**SUPPLIED RECORDS:**
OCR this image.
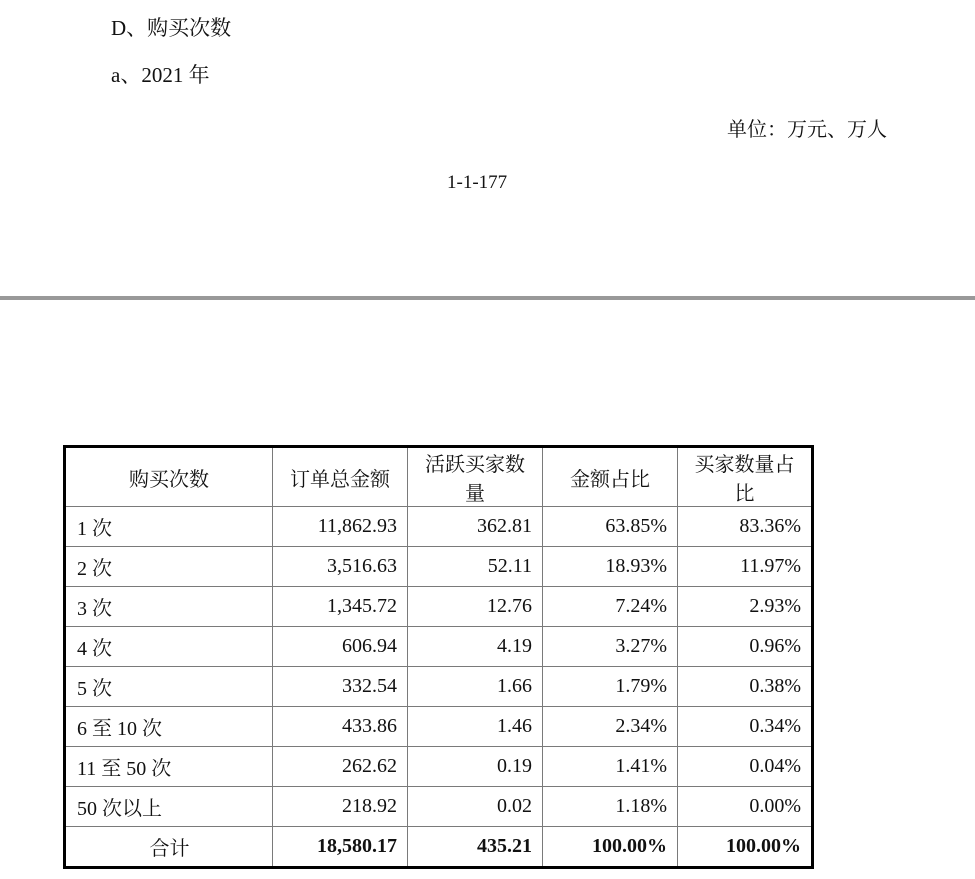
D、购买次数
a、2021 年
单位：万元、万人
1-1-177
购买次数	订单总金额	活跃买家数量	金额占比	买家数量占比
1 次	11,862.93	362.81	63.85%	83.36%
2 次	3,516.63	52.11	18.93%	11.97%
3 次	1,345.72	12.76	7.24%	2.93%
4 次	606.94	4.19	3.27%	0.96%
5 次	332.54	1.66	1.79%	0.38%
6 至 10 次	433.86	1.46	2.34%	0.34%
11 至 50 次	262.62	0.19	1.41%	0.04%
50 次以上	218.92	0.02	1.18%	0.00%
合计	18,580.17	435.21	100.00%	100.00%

--

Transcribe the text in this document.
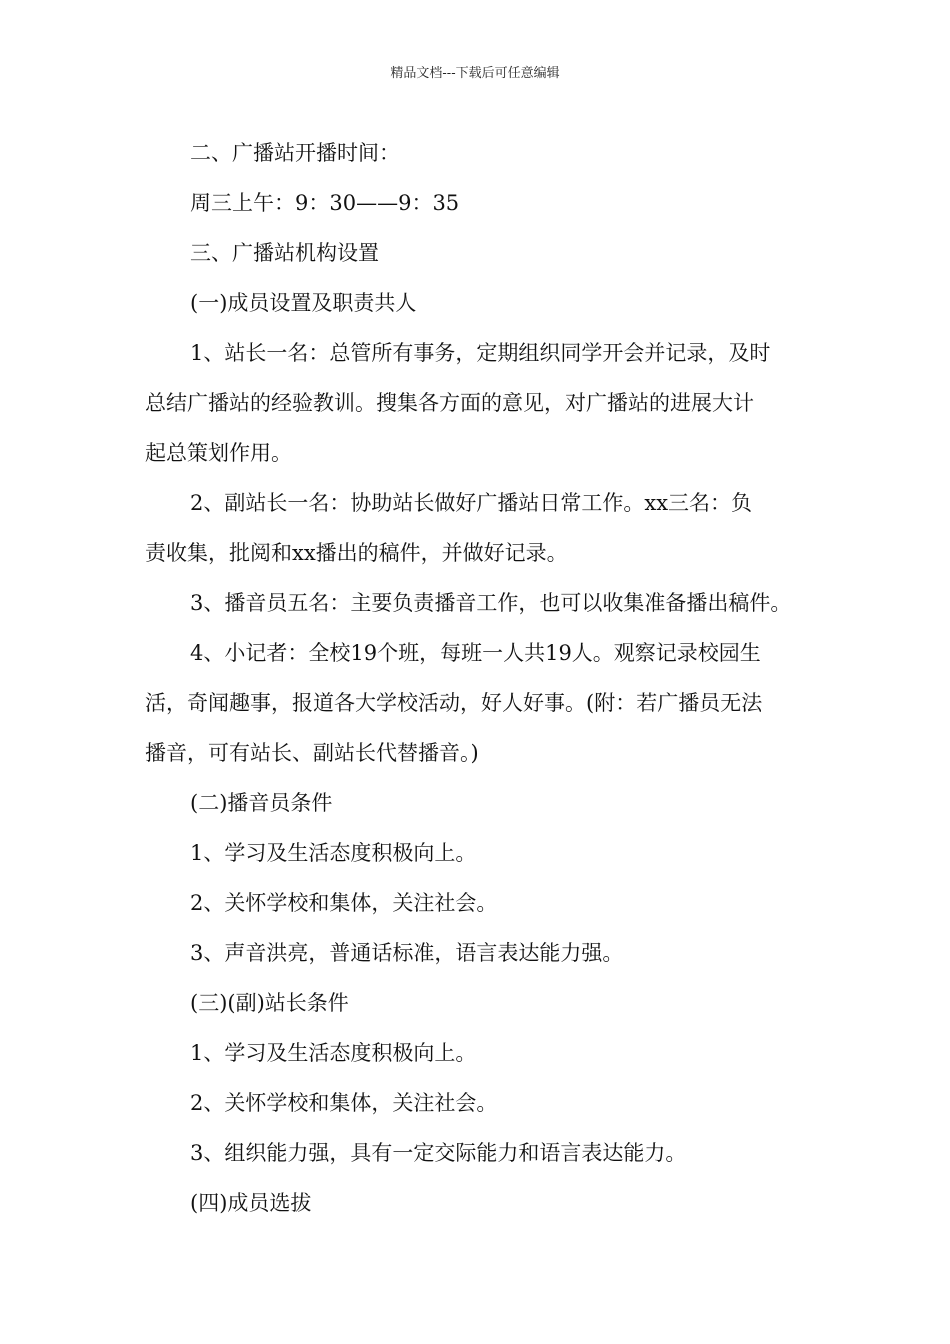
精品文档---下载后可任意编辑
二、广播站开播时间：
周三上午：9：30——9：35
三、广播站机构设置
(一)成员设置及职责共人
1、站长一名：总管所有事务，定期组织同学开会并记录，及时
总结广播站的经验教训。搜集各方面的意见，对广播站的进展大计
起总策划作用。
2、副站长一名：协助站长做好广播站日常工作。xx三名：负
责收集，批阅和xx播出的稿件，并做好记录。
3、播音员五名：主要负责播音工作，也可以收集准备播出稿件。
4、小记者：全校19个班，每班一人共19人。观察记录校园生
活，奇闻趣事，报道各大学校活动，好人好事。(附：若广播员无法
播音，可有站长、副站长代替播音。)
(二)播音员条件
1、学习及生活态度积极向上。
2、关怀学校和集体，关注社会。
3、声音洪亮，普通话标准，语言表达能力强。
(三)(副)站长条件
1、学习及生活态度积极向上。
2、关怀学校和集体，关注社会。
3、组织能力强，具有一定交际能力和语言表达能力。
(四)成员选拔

**TASK REQUIREMENTS:**
From the entries above, extract every line where the word "购买次数" appears.

**OUTPUT OF THE TASK:**
D、购买次数
购买次数	订单总金额	活跃买家数量	金额占比	买家数量占比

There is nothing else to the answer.